Search the data below for "ساختار"; list each line that holds it.

**ENTRIES SUPPLIED:**
________________________
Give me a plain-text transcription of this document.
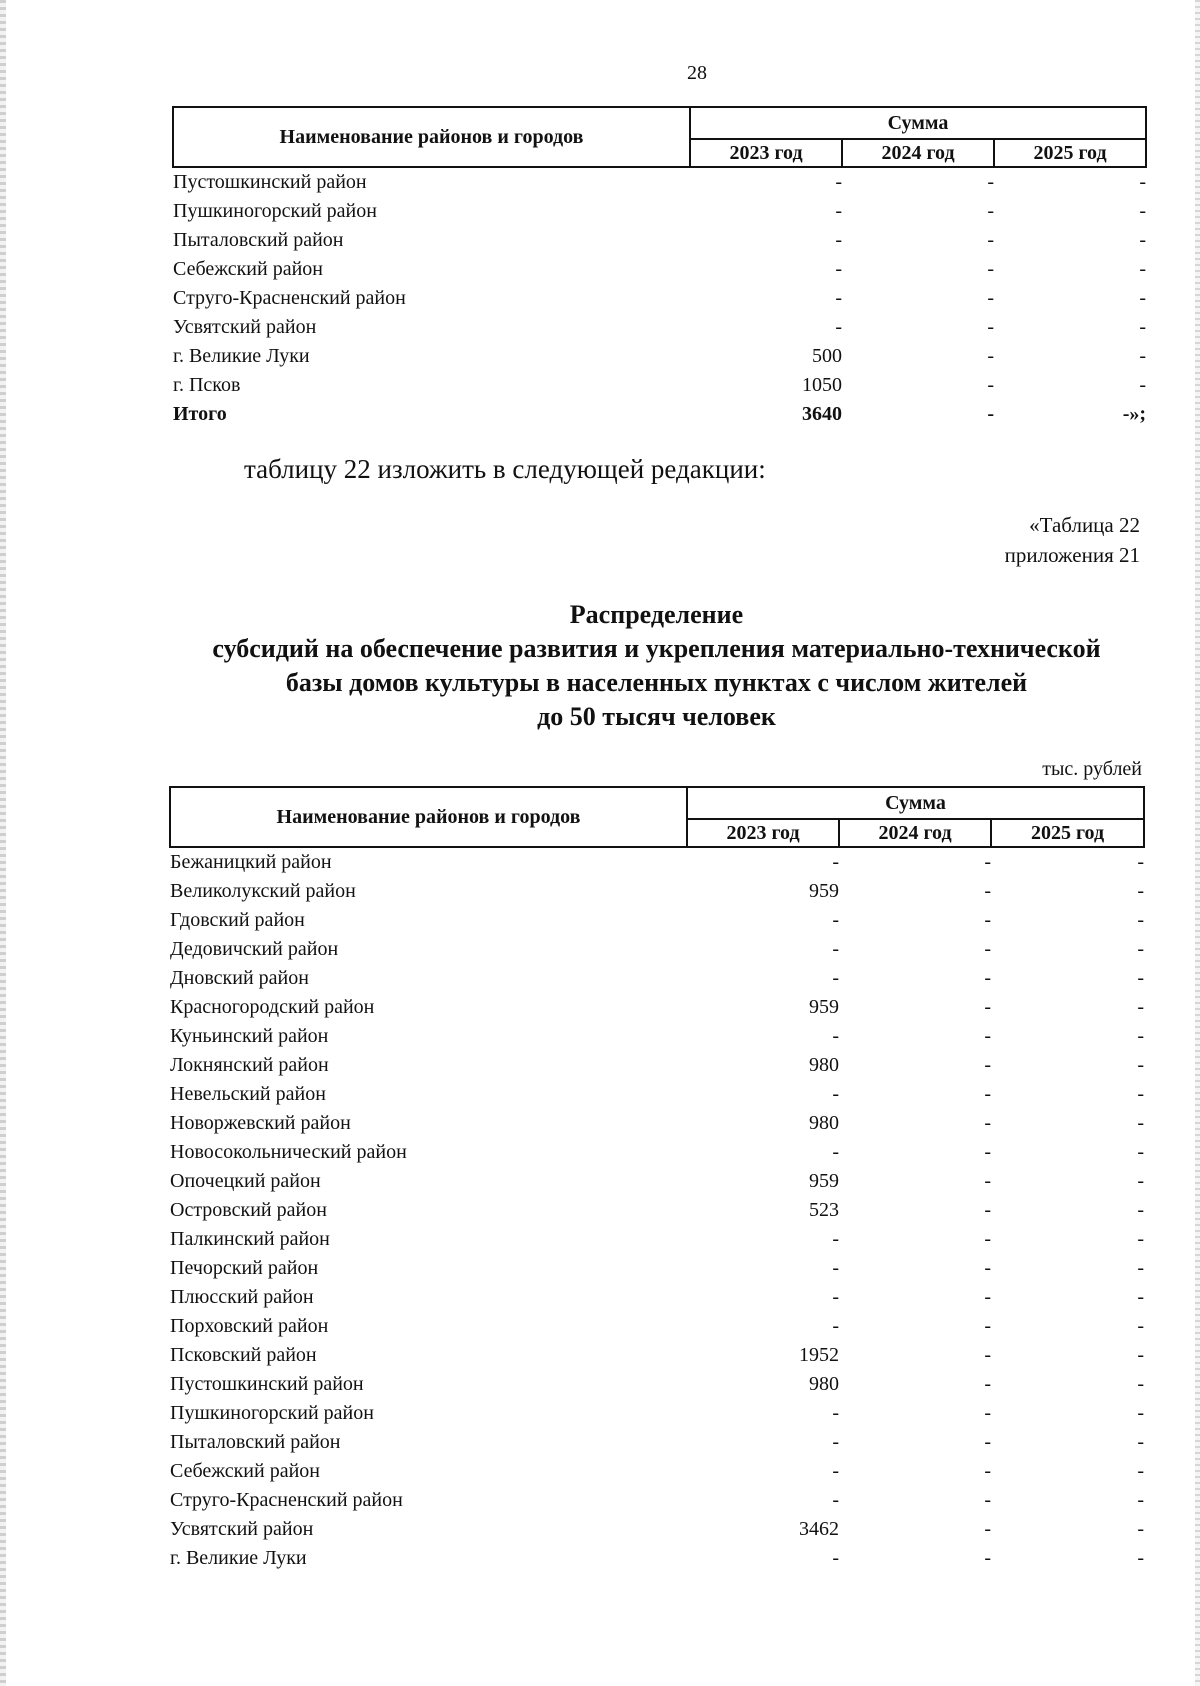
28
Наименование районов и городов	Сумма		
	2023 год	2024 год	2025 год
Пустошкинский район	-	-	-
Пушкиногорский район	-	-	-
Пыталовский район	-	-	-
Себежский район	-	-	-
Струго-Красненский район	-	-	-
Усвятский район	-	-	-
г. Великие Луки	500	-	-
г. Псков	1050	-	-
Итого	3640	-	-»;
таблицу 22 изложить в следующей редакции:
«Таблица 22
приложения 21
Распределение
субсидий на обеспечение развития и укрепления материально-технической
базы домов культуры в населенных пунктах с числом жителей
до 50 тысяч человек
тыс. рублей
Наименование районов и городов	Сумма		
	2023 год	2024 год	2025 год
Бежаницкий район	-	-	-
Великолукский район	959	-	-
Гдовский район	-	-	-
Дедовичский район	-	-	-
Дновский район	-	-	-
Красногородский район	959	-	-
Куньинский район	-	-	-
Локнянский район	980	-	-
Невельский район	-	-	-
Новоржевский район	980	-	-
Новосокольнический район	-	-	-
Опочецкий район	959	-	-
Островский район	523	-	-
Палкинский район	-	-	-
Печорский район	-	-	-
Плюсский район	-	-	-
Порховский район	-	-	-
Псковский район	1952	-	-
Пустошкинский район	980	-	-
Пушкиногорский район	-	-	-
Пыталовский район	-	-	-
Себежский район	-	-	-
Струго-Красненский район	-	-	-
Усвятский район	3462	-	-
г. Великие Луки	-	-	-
________________________
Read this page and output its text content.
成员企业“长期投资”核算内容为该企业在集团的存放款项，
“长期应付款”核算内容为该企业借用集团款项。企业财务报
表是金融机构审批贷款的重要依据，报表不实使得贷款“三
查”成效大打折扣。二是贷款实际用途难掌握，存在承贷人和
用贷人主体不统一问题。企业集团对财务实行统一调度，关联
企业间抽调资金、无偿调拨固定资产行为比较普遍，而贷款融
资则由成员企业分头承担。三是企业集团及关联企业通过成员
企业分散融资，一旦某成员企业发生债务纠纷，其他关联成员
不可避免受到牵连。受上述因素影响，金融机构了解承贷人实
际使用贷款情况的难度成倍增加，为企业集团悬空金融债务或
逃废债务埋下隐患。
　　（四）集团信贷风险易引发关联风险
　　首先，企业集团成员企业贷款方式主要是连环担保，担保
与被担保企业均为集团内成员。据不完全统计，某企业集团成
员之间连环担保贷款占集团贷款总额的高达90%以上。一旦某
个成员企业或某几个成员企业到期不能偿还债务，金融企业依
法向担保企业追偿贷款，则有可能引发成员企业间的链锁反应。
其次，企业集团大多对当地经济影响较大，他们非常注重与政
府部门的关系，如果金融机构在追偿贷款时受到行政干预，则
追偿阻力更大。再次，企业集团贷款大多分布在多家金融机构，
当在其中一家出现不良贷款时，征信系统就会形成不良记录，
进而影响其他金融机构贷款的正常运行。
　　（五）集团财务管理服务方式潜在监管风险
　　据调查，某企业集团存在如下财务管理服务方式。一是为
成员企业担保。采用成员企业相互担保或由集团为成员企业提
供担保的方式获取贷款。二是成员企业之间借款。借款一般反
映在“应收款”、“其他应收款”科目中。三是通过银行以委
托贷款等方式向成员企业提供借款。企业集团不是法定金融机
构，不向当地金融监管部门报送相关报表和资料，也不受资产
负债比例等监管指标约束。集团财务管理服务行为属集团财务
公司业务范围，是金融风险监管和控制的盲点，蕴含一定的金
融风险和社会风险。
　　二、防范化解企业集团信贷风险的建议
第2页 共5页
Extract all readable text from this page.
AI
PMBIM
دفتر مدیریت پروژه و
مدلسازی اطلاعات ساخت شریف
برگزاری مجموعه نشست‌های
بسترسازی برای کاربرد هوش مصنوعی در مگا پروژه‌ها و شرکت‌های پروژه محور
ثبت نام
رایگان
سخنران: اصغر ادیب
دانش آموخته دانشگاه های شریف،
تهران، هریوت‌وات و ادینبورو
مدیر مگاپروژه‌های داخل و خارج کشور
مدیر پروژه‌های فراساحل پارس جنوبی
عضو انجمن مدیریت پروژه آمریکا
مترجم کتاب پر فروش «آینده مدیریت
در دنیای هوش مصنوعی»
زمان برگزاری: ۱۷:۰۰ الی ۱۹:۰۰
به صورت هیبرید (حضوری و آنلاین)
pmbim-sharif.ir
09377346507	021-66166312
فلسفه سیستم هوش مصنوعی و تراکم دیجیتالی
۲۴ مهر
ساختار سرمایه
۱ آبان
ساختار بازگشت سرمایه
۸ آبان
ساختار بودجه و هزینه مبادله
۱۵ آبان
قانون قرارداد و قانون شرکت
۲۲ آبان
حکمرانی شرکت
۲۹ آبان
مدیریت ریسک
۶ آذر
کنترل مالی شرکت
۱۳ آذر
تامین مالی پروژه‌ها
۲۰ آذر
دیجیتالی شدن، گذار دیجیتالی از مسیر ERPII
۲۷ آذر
________________________
**FINISHED TASK:**
ساختار سرمایه
ساختار بازگشت سرمایه
ساختار بودجه و هزینه مبادله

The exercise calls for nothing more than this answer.